— Start of Provided entries —

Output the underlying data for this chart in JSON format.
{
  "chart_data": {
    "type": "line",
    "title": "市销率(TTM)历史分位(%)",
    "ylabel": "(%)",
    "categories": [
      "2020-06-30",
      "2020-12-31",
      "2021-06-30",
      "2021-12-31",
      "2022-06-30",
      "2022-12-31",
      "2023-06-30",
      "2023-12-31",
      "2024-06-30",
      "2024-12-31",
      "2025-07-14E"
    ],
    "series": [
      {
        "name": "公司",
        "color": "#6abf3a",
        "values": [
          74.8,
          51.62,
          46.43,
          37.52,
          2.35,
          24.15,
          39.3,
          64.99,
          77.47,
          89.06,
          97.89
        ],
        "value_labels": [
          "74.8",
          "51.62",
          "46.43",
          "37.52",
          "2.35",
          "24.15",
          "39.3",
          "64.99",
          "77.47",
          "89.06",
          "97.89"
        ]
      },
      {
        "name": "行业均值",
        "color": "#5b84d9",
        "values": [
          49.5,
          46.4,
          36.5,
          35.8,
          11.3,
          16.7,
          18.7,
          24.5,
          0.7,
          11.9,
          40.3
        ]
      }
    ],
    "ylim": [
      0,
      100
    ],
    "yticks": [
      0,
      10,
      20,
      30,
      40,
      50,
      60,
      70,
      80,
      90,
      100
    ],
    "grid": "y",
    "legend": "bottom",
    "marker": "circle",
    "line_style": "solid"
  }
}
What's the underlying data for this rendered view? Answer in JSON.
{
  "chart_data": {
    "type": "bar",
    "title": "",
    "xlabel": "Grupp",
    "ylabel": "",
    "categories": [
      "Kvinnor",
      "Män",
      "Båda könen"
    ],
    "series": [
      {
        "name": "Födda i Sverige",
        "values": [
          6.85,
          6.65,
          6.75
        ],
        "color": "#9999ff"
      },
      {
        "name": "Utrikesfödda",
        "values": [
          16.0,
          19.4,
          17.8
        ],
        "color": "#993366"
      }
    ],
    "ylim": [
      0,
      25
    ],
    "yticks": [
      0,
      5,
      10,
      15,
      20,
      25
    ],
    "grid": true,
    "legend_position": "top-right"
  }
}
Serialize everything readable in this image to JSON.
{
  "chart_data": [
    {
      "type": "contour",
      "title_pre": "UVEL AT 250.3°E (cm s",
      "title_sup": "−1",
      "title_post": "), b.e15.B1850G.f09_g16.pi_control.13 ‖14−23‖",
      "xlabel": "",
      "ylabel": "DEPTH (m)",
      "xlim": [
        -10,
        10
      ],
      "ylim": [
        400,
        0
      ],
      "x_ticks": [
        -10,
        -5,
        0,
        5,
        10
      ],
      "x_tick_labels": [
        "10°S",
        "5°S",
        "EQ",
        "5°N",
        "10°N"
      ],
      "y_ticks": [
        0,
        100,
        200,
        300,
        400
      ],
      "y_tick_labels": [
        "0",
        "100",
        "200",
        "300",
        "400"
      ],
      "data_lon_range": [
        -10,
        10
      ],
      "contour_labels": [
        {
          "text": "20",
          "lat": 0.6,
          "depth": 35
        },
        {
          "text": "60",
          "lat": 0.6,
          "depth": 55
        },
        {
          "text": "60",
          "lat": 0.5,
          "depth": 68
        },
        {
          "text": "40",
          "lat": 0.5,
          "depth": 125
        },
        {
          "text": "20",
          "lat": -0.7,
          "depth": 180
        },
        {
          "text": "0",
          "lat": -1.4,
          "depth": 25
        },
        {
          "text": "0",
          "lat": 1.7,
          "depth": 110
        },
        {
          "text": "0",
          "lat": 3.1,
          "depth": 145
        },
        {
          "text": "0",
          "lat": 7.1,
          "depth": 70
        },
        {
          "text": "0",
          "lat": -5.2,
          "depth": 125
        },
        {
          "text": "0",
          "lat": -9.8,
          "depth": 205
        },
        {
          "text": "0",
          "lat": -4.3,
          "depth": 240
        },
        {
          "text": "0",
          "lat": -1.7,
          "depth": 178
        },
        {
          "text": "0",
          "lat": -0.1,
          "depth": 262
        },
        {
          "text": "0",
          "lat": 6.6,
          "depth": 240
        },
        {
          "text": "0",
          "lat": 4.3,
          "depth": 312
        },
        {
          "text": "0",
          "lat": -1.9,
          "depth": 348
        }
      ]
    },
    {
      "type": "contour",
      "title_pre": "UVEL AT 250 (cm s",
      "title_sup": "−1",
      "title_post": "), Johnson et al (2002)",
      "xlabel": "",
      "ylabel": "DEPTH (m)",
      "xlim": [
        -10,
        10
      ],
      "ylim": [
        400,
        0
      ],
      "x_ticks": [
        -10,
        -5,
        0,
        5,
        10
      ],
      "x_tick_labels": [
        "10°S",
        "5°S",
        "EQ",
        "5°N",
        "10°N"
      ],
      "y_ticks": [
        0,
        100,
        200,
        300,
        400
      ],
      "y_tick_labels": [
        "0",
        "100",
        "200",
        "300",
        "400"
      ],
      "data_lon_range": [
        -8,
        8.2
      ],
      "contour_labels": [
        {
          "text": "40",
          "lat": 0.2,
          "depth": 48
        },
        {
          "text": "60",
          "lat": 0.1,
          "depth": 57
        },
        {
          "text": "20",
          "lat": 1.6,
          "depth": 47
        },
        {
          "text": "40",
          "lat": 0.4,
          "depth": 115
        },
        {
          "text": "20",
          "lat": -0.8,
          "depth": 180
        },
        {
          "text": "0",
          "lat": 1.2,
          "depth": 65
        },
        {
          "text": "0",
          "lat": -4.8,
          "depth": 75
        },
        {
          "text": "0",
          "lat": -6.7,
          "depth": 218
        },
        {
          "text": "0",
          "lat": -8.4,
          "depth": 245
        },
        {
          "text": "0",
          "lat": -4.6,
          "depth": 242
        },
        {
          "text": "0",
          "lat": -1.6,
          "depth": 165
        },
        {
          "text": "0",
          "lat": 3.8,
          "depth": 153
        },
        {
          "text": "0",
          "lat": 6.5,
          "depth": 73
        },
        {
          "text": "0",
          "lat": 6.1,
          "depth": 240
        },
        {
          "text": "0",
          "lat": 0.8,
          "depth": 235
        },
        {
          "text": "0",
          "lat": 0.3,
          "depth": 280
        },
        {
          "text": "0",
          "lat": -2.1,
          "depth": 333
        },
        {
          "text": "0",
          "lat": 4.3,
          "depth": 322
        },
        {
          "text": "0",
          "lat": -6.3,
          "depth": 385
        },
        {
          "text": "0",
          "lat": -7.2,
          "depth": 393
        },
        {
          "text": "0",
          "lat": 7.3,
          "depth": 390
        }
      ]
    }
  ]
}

— End of Provided entries —

**Problem to work on:** Type out the full listing again, exactly as given.

**Completed task:**
Output the underlying data for this chart in JSON format.
{
  "chart_data": {
    "type": "line",
    "title": "市销率(TTM)历史分位(%)",
    "ylabel": "(%)",
    "categories": [
      "2020-06-30",
      "2020-12-31",
      "2021-06-30",
      "2021-12-31",
      "2022-06-30",
      "2022-12-31",
      "2023-06-30",
      "2023-12-31",
      "2024-06-30",
      "2024-12-31",
      "2025-07-14E"
    ],
    "series": [
      {
        "name": "公司",
        "color": "#6abf3a",
        "values": [
          74.8,
          51.62,
          46.43,
          37.52,
          2.35,
          24.15,
          39.3,
          64.99,
          77.47,
          89.06,
          97.89
        ],
        "value_labels": [
          "74.8",
          "51.62",
          "46.43",
          "37.52",
          "2.35",
          "24.15",
          "39.3",
          "64.99",
          "77.47",
          "89.06",
          "97.89"
        ]
      },
      {
        "name": "行业均值",
        "color": "#5b84d9",
        "values": [
          49.5,
          46.4,
          36.5,
          35.8,
          11.3,
          16.7,
          18.7,
          24.5,
          0.7,
          11.9,
          40.3
        ]
      }
    ],
    "ylim": [
      0,
      100
    ],
    "yticks": [
      0,
      10,
      20,
      30,
      40,
      50,
      60,
      70,
      80,
      90,
      100
    ],
    "grid": "y",
    "legend": "bottom",
    "marker": "circle",
    "line_style": "solid"
  }
}
What's the underlying data for this rendered view? Answer in JSON.
{
  "chart_data": {
    "type": "bar",
    "title": "",
    "xlabel": "Grupp",
    "ylabel": "",
    "categories": [
      "Kvinnor",
      "Män",
      "Båda könen"
    ],
    "series": [
      {
        "name": "Födda i Sverige",
        "values": [
          6.85,
          6.65,
          6.75
        ],
        "color": "#9999ff"
      },
      {
        "name": "Utrikesfödda",
        "values": [
          16.0,
          19.4,
          17.8
        ],
        "color": "#993366"
      }
    ],
    "ylim": [
      0,
      25
    ],
    "yticks": [
      0,
      5,
      10,
      15,
      20,
      25
    ],
    "grid": true,
    "legend_position": "top-right"
  }
}
Serialize everything readable in this image to JSON.
{
  "chart_data": [
    {
      "type": "contour",
      "title_pre": "UVEL AT 250.3°E (cm s",
      "title_sup": "−1",
      "title_post": "), b.e15.B1850G.f09_g16.pi_control.13 ‖14−23‖",
      "xlabel": "",
      "ylabel": "DEPTH (m)",
      "xlim": [
        -10,
        10
      ],
      "ylim": [
        400,
        0
      ],
      "x_ticks": [
        -10,
        -5,
        0,
        5,
        10
      ],
      "x_tick_labels": [
        "10°S",
        "5°S",
        "EQ",
        "5°N",
        "10°N"
      ],
      "y_ticks": [
        0,
        100,
        200,
        300,
        400
      ],
      "y_tick_labels": [
        "0",
        "100",
        "200",
        "300",
        "400"
      ],
      "data_lon_range": [
        -10,
        10
      ],
      "contour_labels": [
        {
          "text": "20",
          "lat": 0.6,
          "depth": 35
        },
        {
          "text": "60",
          "lat": 0.6,
          "depth": 55
        },
        {
          "text": "60",
          "lat": 0.5,
          "depth": 68
        },
        {
          "text": "40",
          "lat": 0.5,
          "depth": 125
        },
        {
          "text": "20",
          "lat": -0.7,
          "depth": 180
        },
        {
          "text": "0",
          "lat": -1.4,
          "depth": 25
        },
        {
          "text": "0",
          "lat": 1.7,
          "depth": 110
        },
        {
          "text": "0",
          "lat": 3.1,
          "depth": 145
        },
        {
          "text": "0",
          "lat": 7.1,
          "depth": 70
        },
        {
          "text": "0",
          "lat": -5.2,
          "depth": 125
        },
        {
          "text": "0",
          "lat": -9.8,
          "depth": 205
        },
        {
          "text": "0",
          "lat": -4.3,
          "depth": 240
        },
        {
          "text": "0",
          "lat": -1.7,
          "depth": 178
        },
        {
          "text": "0",
          "lat": -0.1,
          "depth": 262
        },
        {
          "text": "0",
          "lat": 6.6,
          "depth": 240
        },
        {
          "text": "0",
          "lat": 4.3,
          "depth": 312
        },
        {
          "text": "0",
          "lat": -1.9,
          "depth": 348
        }
      ]
    },
    {
      "type": "contour",
      "title_pre": "UVEL AT 250 (cm s",
      "title_sup": "−1",
      "title_post": "), Johnson et al (2002)",
      "xlabel": "",
      "ylabel": "DEPTH (m)",
      "xlim": [
        -10,
        10
      ],
      "ylim": [
        400,
        0
      ],
      "x_ticks": [
        -10,
        -5,
        0,
        5,
        10
      ],
      "x_tick_labels": [
        "10°S",
        "5°S",
        "EQ",
        "5°N",
        "10°N"
      ],
      "y_ticks": [
        0,
        100,
        200,
        300,
        400
      ],
      "y_tick_labels": [
        "0",
        "100",
        "200",
        "300",
        "400"
      ],
      "data_lon_range": [
        -8,
        8.2
      ],
      "contour_labels": [
        {
          "text": "40",
          "lat": 0.2,
          "depth": 48
        },
        {
          "text": "60",
          "lat": 0.1,
          "depth": 57
        },
        {
          "text": "20",
          "lat": 1.6,
          "depth": 47
        },
        {
          "text": "40",
          "lat": 0.4,
          "depth": 115
        },
        {
          "text": "20",
          "lat": -0.8,
          "depth": 180
        },
        {
          "text": "0",
          "lat": 1.2,
          "depth": 65
        },
        {
          "text": "0",
          "lat": -4.8,
          "depth": 75
        },
        {
          "text": "0",
          "lat": -6.7,
          "depth": 218
        },
        {
          "text": "0",
          "lat": -8.4,
          "depth": 245
        },
        {
          "text": "0",
          "lat": -4.6,
          "depth": 242
        },
        {
          "text": "0",
          "lat": -1.6,
          "depth": 165
        },
        {
          "text": "0",
          "lat": 3.8,
          "depth": 153
        },
        {
          "text": "0",
          "lat": 6.5,
          "depth": 73
        },
        {
          "text": "0",
          "lat": 6.1,
          "depth": 240
        },
        {
          "text": "0",
          "lat": 0.8,
          "depth": 235
        },
        {
          "text": "0",
          "lat": 0.3,
          "depth": 280
        },
        {
          "text": "0",
          "lat": -2.1,
          "depth": 333
        },
        {
          "text": "0",
          "lat": 4.3,
          "depth": 322
        },
        {
          "text": "0",
          "lat": -6.3,
          "depth": 385
        },
        {
          "text": "0",
          "lat": -7.2,
          "depth": 393
        },
        {
          "text": "0",
          "lat": 7.3,
          "depth": 390
        }
      ]
    }
  ]
}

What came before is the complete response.